Excerpted passage >>
>> Start
Improved Boiler-Turbine Coordinated Control of CHP Units with Heat Accumulators by Introducing Heat Source Regulation

1
State Key Laboratory of Alternate Electrical Power System with Renewable Energy Sources, Beijing 102206, China
2
School of Control and Computer Engineering, North China Electric Power University, Beijing 102206, China
3
School of Humanities and Social Sciences, North China Electric Power University, Beijing 102206, China
*
Author to whom correspondence should be addressed.
Energies 2018, 11(10), 2815; https://doi.org/10.3390/en11102815
Submission received: 12 September 2018 / Revised: 16 October 2018 / Accepted: 16 October 2018 / Published: 18 October 2018

Abstract

:
It is significant for power system stability to improve the operation flexibility of grid-connected units. Such improvement has always been a hot topic, especially for coal-fired units. In recent decades, it has become increasingly urgent and challenging as large-scale fluctuant renewable energy is connected to the power grid. Boiler-turbine coordinated control strategy (CCS), which is employed to perform unit load control according to automatic generation control (AGC), has a slow ramp rate in general on account of large delay and inertia of boiler, so to improve the unit operating flexibility, it is necessary to explore usable heat storage and optimize the control strategy. In combined heat and power (CHP) units with heat accumulators, their heat and power are decoupled. Therefore the extraction steam that goes to the heating station can be regulated flexibly even operating in “heat-led mode”. The change of extraction steam flow has a significant influence on the turbine power output, so we propose to improve the load-following capability of CHP units by regulating the heat source flow. In this paper, the influencing model is set up, and it is about heat source flow variations on the electric power output. The load control strategy is further optimized and designed through combinations of CCS and heat source regulation. Finally simulations and analysis are performed on a 330MW CHP unit, and the results reveal that the power ramp rate with our strategy is two times faster than that with traditional strategy.
>> End
Element position data >>
>> Start
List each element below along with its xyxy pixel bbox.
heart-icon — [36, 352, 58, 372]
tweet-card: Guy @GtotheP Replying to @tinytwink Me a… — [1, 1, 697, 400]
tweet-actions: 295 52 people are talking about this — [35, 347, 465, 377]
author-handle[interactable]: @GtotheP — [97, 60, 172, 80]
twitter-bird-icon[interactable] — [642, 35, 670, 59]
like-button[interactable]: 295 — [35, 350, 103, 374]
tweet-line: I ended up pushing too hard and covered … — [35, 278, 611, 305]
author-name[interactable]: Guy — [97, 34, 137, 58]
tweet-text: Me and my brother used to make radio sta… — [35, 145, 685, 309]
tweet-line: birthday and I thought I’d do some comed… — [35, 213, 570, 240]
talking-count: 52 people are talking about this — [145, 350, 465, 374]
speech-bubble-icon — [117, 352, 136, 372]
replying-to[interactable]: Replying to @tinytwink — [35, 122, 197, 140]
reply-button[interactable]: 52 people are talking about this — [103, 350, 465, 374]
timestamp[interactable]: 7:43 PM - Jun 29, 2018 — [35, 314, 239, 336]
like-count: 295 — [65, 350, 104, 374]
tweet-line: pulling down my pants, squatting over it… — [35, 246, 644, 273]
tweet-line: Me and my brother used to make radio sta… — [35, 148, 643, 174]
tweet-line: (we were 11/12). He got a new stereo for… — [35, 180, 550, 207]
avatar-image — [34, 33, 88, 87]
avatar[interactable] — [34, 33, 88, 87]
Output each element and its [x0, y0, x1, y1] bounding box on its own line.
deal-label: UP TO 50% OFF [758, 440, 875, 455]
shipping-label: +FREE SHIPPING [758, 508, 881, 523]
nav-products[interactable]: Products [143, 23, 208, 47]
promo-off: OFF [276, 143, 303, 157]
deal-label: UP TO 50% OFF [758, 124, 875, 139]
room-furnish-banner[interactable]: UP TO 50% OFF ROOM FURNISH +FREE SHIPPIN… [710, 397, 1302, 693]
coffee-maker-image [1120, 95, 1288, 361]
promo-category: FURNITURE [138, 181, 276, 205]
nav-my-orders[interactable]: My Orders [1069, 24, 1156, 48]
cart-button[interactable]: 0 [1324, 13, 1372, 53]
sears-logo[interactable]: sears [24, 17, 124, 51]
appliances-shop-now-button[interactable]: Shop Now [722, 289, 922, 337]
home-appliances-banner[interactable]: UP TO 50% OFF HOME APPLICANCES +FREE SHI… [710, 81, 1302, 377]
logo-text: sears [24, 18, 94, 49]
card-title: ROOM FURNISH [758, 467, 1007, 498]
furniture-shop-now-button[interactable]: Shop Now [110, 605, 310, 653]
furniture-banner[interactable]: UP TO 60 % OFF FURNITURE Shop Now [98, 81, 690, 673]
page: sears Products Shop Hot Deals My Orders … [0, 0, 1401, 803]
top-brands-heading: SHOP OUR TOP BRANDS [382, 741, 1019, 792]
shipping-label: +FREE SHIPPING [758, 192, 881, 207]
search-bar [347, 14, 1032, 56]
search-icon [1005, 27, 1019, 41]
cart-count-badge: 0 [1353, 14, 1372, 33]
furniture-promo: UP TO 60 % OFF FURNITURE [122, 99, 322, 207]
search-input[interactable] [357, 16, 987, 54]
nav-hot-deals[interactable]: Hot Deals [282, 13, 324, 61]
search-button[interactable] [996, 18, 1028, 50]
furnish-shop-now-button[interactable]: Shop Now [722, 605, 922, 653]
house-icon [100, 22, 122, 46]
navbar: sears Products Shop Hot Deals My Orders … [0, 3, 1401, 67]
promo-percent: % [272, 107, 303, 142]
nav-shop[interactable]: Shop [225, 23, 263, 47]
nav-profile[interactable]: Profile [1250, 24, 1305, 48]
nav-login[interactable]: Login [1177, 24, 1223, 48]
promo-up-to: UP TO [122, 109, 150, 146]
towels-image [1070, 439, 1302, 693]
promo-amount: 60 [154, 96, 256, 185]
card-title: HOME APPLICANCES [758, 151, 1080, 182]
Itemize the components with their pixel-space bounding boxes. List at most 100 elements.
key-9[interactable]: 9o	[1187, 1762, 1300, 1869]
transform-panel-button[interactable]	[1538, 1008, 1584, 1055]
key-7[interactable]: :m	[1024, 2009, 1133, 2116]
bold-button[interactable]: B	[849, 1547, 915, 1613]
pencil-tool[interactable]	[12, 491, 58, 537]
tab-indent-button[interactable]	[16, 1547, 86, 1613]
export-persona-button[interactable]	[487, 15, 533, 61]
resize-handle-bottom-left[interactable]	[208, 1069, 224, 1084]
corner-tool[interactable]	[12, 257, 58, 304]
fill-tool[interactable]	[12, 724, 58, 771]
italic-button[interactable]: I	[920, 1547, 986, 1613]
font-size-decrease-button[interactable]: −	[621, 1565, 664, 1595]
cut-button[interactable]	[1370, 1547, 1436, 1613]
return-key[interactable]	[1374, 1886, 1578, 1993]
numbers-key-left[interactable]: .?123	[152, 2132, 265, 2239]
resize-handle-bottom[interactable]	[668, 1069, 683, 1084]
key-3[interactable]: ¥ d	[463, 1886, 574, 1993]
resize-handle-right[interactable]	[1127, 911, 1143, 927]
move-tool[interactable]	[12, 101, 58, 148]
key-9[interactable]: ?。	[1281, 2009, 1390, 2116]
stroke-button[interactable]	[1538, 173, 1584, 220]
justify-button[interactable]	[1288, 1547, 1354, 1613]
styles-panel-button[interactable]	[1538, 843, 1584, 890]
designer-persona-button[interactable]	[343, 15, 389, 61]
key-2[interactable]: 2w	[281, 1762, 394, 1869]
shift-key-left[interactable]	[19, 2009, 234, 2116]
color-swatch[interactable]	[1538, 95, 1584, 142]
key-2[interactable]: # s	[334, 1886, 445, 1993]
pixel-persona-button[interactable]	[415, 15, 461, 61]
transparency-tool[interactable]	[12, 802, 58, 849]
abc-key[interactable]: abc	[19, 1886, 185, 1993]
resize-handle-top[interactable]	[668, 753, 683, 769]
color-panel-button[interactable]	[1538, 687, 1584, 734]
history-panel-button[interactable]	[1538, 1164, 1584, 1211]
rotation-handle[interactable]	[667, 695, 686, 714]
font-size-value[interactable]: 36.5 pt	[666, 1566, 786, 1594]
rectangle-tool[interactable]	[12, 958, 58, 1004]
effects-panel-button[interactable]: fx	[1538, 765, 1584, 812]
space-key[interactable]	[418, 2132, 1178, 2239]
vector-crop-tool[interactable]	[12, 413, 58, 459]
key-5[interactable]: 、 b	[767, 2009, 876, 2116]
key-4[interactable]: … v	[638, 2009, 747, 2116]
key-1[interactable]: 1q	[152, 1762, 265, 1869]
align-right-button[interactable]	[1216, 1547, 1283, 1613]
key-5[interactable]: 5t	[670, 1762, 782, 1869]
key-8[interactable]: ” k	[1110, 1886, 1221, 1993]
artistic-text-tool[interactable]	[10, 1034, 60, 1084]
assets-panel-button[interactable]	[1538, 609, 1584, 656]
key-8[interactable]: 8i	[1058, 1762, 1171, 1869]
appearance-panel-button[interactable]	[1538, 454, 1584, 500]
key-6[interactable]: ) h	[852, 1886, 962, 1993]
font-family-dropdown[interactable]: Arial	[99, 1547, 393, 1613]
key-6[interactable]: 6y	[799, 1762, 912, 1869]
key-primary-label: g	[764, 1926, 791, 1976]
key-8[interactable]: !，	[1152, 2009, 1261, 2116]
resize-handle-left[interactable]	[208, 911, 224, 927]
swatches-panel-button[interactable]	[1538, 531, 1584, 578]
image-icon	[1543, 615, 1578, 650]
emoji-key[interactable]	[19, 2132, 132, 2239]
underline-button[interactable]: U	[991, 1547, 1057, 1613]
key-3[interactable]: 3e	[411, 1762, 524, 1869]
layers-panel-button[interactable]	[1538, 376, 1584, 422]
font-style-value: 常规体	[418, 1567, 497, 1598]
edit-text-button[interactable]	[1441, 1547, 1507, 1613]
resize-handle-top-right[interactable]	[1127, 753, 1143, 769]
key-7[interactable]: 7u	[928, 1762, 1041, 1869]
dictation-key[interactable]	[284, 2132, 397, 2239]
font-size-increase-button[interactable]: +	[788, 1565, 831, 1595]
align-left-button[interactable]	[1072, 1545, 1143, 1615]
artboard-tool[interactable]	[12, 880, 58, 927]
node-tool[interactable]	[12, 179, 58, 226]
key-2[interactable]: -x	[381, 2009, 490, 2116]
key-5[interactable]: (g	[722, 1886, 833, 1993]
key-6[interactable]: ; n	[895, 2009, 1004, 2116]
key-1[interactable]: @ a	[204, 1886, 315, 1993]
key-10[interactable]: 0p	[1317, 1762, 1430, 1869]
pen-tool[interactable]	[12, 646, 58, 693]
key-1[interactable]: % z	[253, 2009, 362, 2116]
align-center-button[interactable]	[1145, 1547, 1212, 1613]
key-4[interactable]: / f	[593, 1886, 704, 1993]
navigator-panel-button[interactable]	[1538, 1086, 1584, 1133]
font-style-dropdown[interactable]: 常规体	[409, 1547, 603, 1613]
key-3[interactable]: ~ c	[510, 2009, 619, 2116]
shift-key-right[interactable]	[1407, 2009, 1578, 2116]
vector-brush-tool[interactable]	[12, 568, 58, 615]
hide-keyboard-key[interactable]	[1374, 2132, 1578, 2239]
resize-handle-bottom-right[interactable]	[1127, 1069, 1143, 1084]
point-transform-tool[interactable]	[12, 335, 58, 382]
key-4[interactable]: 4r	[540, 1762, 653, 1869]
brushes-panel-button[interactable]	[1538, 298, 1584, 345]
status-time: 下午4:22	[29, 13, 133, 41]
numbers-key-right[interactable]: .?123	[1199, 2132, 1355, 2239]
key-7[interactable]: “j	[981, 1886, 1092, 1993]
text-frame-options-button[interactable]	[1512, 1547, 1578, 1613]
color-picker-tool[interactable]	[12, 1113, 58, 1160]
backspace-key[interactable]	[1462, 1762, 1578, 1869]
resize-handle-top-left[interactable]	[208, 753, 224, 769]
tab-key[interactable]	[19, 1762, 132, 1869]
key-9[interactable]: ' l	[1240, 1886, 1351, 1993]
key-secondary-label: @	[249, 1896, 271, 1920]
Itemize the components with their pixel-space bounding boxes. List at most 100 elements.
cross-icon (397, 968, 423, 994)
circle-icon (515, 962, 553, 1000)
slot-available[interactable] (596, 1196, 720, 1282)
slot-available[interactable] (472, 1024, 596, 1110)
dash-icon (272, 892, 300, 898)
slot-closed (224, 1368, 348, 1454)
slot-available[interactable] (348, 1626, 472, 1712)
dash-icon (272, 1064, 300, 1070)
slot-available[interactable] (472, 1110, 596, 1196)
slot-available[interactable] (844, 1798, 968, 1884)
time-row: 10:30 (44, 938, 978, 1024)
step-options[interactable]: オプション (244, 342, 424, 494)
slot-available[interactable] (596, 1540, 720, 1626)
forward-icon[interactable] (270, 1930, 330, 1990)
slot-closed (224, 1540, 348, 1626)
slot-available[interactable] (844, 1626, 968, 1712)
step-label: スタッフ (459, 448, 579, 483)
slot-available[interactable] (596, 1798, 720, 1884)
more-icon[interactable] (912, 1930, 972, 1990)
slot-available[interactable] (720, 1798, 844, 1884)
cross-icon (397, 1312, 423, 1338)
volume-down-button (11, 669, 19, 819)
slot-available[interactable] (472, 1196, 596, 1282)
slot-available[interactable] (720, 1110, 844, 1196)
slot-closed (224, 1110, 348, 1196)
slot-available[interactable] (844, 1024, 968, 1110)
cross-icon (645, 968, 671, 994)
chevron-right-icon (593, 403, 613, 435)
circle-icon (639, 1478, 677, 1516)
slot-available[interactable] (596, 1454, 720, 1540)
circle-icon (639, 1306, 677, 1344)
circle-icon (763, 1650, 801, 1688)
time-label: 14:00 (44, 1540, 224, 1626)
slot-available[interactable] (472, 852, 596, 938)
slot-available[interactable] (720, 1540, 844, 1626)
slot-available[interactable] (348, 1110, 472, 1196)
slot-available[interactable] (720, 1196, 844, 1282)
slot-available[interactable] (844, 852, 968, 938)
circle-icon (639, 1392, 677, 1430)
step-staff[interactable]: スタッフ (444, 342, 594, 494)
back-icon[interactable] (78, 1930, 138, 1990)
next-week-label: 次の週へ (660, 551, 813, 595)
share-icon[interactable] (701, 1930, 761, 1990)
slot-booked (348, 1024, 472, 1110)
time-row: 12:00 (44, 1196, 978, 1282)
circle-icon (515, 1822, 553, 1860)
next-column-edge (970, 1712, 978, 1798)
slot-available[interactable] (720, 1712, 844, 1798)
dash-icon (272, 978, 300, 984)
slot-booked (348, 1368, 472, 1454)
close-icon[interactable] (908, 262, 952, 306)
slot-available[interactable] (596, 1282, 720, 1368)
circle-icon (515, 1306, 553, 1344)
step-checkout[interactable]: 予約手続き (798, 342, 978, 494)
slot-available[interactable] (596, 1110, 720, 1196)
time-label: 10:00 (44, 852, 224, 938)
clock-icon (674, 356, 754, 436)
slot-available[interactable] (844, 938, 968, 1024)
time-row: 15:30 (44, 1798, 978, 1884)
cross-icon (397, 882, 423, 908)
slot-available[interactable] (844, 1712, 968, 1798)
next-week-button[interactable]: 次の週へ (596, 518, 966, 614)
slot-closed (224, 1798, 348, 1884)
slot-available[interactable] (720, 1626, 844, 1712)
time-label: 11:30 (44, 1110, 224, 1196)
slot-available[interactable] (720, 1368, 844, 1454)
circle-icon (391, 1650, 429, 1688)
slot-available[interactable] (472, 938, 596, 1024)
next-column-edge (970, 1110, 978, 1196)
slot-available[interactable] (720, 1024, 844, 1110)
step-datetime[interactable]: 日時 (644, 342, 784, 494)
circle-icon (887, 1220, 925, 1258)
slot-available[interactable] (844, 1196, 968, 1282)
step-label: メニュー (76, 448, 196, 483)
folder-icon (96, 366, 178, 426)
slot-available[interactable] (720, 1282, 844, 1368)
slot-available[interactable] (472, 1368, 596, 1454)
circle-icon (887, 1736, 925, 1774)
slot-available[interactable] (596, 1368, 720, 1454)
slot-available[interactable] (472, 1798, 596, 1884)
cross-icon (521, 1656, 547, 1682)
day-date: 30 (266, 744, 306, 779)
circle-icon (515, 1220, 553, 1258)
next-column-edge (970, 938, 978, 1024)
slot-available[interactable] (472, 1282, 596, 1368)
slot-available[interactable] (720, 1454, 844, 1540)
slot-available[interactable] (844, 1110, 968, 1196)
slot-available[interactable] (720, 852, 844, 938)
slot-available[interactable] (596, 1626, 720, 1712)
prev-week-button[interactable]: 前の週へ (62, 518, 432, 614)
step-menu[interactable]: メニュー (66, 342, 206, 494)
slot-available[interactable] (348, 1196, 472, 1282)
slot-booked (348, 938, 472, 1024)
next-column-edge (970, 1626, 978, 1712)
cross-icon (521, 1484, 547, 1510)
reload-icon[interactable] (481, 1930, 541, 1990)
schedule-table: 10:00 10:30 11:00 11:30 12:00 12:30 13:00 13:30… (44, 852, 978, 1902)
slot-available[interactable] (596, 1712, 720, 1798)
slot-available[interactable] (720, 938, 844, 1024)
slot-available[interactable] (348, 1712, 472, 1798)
>> End
To do >>
(a) According to the abstract on CHP units with heat accumulators, how does the power ramp rate with the proposed strategy compare with that of the traditional strategy?
(b) Retype the abstract on CHP units with heat accumulators from "Improved Boiler-Turbine Coordinated" up to and including "should be addressed.".

Answers given >>
(a) It is two times faster.

(b)
Improved Boiler-Turbine Coordinated Control of CHP Units with Heat Accumulators by Introducing Heat Source Regulation

1
State Key Laboratory of Alternate Electrical Power System with Renewable Energy Sources, Beijing 102206, China
2
School of Control and Computer Engineering, North China Electric Power University, Beijing 102206, China
3
School of Humanities and Social Sciences, North China Electric Power University, Beijing 102206, China
*
Author to whom correspondence should be addressed.